• Exercise input
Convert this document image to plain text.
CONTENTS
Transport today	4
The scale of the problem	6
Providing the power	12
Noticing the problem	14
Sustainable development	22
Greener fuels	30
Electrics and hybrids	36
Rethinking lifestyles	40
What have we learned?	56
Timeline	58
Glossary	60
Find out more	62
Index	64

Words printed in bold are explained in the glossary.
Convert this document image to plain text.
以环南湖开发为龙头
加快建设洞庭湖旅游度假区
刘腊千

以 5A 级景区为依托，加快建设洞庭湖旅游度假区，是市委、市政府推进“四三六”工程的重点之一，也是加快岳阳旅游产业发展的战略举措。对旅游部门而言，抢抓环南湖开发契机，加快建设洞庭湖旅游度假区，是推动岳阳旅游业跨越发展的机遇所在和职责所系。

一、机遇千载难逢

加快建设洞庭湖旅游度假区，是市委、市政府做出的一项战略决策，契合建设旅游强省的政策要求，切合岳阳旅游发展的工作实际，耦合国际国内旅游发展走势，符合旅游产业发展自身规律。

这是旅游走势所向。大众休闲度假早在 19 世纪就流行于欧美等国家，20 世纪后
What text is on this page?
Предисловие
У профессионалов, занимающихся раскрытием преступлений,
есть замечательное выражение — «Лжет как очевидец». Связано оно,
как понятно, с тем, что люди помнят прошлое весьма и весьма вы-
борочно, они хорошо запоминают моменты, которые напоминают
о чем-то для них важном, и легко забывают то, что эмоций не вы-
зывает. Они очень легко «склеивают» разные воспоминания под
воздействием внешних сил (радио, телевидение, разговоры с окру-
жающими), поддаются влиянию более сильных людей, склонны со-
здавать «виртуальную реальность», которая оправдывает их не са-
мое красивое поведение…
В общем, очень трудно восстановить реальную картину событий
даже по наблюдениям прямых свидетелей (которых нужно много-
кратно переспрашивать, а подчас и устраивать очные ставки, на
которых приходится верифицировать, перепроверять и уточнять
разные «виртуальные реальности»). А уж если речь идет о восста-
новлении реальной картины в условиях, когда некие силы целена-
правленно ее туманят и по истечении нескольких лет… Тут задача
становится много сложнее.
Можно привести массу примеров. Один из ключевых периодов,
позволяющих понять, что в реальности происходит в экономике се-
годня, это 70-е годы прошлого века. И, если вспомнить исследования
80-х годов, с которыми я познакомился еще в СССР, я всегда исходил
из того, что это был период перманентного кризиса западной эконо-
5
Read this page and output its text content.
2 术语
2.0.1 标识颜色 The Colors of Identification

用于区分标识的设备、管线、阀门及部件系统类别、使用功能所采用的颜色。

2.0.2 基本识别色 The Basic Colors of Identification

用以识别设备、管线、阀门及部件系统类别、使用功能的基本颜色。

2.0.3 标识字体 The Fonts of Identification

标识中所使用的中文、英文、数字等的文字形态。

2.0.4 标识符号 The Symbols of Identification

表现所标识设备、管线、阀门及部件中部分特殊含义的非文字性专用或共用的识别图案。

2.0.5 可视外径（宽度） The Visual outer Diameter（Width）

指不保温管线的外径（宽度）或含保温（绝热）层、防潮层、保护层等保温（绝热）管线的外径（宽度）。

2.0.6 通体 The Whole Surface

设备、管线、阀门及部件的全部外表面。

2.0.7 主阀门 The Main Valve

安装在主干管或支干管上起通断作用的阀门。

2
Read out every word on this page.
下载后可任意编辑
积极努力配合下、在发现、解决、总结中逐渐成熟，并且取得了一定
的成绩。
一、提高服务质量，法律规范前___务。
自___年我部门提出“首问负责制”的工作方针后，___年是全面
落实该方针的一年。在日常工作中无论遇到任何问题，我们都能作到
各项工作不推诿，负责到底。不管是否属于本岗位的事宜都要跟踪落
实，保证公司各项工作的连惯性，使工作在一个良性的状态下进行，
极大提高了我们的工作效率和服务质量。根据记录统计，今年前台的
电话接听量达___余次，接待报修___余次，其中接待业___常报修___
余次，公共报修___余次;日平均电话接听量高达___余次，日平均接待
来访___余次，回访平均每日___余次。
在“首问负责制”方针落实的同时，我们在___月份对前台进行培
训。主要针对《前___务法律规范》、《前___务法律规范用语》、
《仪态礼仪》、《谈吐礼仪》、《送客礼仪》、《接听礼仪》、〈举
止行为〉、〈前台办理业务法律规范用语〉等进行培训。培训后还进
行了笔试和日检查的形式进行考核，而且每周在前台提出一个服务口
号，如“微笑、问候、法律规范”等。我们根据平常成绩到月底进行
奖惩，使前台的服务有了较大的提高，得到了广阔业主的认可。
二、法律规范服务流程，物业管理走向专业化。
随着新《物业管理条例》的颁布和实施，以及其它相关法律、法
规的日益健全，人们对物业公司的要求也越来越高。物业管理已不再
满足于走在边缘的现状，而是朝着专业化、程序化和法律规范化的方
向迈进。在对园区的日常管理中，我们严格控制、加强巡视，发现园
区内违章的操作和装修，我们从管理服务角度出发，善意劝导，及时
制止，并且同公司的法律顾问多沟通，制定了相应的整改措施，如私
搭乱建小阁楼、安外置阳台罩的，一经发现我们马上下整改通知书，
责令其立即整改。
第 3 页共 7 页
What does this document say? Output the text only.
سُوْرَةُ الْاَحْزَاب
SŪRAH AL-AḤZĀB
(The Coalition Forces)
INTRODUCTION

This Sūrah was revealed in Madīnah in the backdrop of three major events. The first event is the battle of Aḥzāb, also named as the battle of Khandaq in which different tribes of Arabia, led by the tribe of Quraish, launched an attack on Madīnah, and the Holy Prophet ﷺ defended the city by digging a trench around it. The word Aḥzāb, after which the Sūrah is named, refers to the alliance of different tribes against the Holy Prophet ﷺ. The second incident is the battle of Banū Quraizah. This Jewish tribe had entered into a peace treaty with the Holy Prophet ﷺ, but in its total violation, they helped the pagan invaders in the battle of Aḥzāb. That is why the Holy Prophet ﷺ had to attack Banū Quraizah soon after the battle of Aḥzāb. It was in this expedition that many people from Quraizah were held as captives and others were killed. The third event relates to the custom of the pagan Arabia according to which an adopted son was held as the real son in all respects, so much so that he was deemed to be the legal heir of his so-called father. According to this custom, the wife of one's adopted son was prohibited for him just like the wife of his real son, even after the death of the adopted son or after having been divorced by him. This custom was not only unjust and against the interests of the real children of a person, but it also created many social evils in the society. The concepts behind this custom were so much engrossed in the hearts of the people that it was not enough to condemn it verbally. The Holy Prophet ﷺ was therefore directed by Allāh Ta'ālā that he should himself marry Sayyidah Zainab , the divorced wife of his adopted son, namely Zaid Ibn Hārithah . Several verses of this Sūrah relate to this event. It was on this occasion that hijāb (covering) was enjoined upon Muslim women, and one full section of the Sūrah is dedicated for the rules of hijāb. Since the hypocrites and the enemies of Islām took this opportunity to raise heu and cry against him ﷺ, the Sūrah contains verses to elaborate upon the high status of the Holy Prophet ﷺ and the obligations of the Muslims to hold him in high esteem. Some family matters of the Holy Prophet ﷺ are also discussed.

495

• Task statement
Look through the entries above and list every line containing "легко".

• Answer to the task
о чем-то для них важном, и легко забывают то, что эмоций не вы-
зывает. Они очень легко «склеивают» разные воспоминания под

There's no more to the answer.